Start of DATASET ROWS
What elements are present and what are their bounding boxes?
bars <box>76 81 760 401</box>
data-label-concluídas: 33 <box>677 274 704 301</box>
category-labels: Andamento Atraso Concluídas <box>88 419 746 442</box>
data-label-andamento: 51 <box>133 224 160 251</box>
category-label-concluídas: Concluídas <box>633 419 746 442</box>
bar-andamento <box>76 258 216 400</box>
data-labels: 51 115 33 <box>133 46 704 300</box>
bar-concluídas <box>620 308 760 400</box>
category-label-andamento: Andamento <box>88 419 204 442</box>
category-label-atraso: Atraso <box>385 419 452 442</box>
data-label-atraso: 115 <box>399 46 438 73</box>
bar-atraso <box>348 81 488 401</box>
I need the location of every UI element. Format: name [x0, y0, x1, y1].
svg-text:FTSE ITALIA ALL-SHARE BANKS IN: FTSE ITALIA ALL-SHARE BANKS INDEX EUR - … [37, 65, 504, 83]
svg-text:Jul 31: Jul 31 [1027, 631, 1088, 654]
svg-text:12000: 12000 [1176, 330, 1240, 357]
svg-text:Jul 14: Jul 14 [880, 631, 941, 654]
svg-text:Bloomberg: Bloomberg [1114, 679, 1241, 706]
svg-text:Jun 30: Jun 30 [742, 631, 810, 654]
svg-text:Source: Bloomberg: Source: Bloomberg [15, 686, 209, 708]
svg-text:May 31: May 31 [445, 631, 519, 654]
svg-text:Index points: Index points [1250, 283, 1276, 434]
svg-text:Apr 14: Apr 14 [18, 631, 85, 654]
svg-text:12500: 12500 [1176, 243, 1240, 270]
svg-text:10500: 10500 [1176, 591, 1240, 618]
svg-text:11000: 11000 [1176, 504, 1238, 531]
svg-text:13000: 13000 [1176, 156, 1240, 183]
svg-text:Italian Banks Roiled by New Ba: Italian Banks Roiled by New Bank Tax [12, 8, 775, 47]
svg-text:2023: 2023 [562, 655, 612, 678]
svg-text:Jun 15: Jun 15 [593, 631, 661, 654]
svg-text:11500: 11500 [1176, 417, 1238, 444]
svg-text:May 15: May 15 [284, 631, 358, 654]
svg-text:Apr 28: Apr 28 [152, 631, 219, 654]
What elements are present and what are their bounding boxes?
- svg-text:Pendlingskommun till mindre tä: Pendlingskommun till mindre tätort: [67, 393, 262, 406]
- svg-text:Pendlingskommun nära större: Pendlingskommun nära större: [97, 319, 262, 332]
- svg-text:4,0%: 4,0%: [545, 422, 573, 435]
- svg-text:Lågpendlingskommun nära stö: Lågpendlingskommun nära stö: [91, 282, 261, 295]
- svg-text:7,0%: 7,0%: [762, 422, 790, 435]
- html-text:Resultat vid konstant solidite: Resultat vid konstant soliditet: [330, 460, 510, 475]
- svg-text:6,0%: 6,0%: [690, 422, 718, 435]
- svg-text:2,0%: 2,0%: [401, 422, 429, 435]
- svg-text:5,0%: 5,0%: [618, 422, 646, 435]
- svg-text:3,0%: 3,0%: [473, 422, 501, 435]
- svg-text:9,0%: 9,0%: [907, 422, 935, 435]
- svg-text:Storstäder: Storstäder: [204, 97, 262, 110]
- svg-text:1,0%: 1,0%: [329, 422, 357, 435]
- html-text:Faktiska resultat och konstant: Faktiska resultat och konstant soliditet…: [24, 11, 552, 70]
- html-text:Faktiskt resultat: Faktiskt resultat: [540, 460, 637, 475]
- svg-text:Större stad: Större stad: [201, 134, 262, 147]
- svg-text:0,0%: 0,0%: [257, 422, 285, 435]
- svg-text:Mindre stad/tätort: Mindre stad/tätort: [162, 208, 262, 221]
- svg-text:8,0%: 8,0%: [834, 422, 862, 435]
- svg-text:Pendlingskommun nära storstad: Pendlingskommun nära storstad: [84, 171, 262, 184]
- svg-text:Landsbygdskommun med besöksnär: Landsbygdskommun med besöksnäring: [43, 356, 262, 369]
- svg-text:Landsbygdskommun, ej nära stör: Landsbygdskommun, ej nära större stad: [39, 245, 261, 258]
End of DATASET ROWS
**WORK TO DO:**
Please list every line in the items above that contains the word "Bloomberg".

**OUTPUT OF THE TASK:**
svg-text:Bloomberg: Bloomberg [1114, 679, 1241, 706]
svg-text:Source: Bloomberg: Source: Bloomberg [15, 686, 209, 708]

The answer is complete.